# GIVEN INSTRUCTION:
Repeat what the lines below say, word for word, and skip every image.

# EXTRACTED ENTRIES:
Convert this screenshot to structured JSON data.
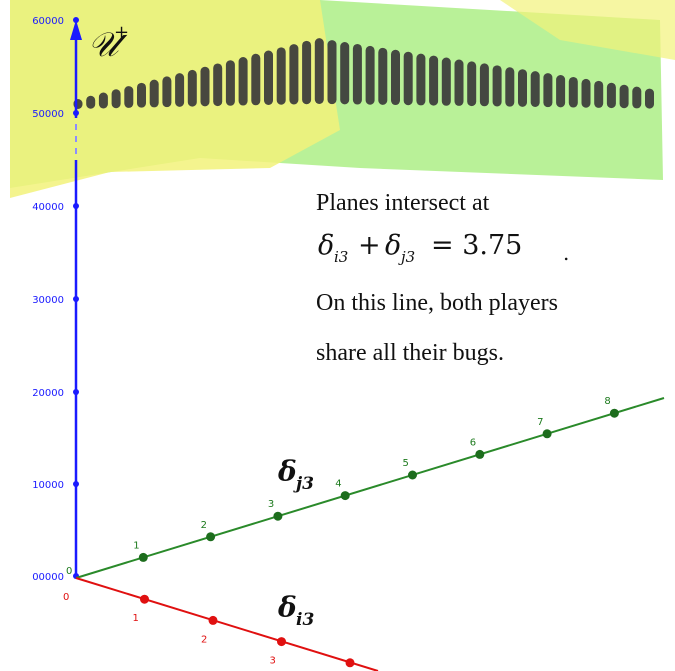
{
  "vertical_axis": {
    "label_main": "𝒰",
    "label_sup": "+",
    "tick_labels": [
      "00000",
      "10000",
      "20000",
      "30000",
      "40000",
      "50000",
      "60000"
    ]
  },
  "delta_j3_axis": {
    "label_base": "δ",
    "label_sub": "j3",
    "tick_labels": [
      "0",
      "1",
      "2",
      "3",
      "4",
      "5",
      "6",
      "7",
      "8"
    ],
    "color": "#1d7a1d"
  },
  "delta_i3_axis": {
    "label_base": "δ",
    "label_sub": "i3",
    "tick_labels": [
      "0",
      "1",
      "2",
      "3"
    ],
    "color": "#e01010"
  },
  "annotation": {
    "line1": "Planes intersect at",
    "eq_d1": "δ",
    "eq_s1": "i3",
    "eq_plus": "+",
    "eq_d2": "δ",
    "eq_s2": "j3",
    "eq_rhs": "= 3.75",
    "eq_period": ".",
    "line3": "On this line, both players",
    "line4": "share all their bugs."
  },
  "colors": {
    "plane_yellow": "#f2f27a",
    "plane_green": "#a8ee7e",
    "pill_color": "#3a3a3a",
    "axis_blue": "#1a1aff"
  }
}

# REPLY:
Convert this screenshot to structured JSON data.
{
  "vertical_axis": {
    "label_main": "𝒰",
    "label_sup": "+",
    "tick_labels": [
      "00000",
      "10000",
      "20000",
      "30000",
      "40000",
      "50000",
      "60000"
    ]
  },
  "delta_j3_axis": {
    "label_base": "δ",
    "label_sub": "j3",
    "tick_labels": [
      "0",
      "1",
      "2",
      "3",
      "4",
      "5",
      "6",
      "7",
      "8"
    ],
    "color": "#1d7a1d"
  },
  "delta_i3_axis": {
    "label_base": "δ",
    "label_sub": "i3",
    "tick_labels": [
      "0",
      "1",
      "2",
      "3"
    ],
    "color": "#e01010"
  },
  "annotation": {
    "line1": "Planes intersect at",
    "eq_d1": "δ",
    "eq_s1": "i3",
    "eq_plus": "+",
    "eq_d2": "δ",
    "eq_s2": "j3",
    "eq_rhs": "= 3.75",
    "eq_period": ".",
    "line3": "On this line, both players",
    "line4": "share all their bugs."
  },
  "colors": {
    "plane_yellow": "#f2f27a",
    "plane_green": "#a8ee7e",
    "pill_color": "#3a3a3a",
    "axis_blue": "#1a1aff"
  }
}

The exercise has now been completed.